• [Source data]:
Begin

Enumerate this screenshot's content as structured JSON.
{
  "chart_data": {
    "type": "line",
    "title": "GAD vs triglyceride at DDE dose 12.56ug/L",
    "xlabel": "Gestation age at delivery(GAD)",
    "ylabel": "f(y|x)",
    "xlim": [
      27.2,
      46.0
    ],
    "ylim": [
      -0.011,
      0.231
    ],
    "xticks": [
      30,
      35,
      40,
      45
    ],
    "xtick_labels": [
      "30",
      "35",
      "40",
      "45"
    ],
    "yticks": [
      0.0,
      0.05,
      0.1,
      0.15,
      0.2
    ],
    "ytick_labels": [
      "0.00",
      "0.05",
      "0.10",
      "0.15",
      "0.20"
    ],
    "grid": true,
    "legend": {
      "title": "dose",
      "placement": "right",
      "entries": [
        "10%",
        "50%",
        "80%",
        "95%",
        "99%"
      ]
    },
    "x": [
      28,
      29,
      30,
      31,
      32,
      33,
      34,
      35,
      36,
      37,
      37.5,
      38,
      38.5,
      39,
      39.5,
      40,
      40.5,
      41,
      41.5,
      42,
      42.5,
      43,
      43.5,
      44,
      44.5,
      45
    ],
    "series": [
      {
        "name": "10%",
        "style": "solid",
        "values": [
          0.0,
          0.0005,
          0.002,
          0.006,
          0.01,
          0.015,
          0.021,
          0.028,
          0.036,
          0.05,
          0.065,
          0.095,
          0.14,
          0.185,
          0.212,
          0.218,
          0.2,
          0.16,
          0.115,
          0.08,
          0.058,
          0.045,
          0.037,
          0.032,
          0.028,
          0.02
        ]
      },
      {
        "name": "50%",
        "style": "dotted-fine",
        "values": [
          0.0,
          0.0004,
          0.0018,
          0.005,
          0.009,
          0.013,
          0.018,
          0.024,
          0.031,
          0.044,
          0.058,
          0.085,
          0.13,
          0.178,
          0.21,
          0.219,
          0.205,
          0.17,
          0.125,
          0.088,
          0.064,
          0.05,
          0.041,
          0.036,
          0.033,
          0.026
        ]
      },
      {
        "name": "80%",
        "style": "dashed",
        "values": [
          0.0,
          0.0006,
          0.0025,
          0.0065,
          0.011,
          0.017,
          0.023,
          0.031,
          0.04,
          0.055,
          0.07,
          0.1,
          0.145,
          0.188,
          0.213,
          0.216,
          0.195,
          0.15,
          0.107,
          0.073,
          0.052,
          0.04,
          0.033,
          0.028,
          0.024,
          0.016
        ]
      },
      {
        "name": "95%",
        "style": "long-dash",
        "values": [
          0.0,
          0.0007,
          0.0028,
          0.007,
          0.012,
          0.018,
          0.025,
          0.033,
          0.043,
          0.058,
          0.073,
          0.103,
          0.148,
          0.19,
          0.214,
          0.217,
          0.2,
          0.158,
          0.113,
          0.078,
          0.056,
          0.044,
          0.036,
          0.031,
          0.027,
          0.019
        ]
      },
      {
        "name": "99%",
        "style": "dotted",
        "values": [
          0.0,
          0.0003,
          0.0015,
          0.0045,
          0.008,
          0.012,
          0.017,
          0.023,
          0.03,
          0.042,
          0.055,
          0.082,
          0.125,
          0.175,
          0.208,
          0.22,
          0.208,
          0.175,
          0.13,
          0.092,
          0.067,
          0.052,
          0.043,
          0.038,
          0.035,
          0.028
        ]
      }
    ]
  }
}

End

• [Prompt]: Pull out and copy each line containing the string "dose".

• [Output below]:
    "title": "GAD vs triglyceride at DDE dose 12.56ug/L",
      "title": "dose",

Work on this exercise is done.